[Figure contents as structured data]
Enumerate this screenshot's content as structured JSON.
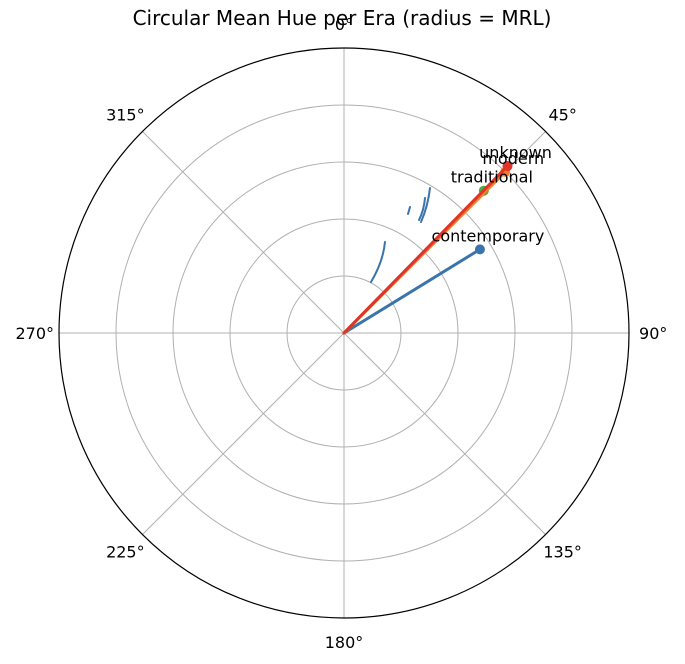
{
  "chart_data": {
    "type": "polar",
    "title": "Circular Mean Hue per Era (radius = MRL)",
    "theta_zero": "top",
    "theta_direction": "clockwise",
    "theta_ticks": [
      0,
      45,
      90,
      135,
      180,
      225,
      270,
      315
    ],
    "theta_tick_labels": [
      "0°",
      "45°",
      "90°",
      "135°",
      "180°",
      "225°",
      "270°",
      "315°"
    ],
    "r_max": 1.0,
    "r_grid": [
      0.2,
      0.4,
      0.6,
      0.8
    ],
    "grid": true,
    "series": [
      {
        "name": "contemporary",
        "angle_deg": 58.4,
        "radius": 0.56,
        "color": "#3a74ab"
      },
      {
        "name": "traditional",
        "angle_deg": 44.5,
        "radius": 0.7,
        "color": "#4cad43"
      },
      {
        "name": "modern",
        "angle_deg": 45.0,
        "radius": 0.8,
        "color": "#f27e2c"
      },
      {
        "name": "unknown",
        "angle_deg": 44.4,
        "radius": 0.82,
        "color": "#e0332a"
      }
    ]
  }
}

• Your objective
Extract lines where the string "radius" occurs.

• Correct answer
    "title": "Circular Mean Hue per Era (radius = MRL)",
        "radius": 0.56,
        "radius": 0.7,
        "radius": 0.8,
        "radius": 0.82,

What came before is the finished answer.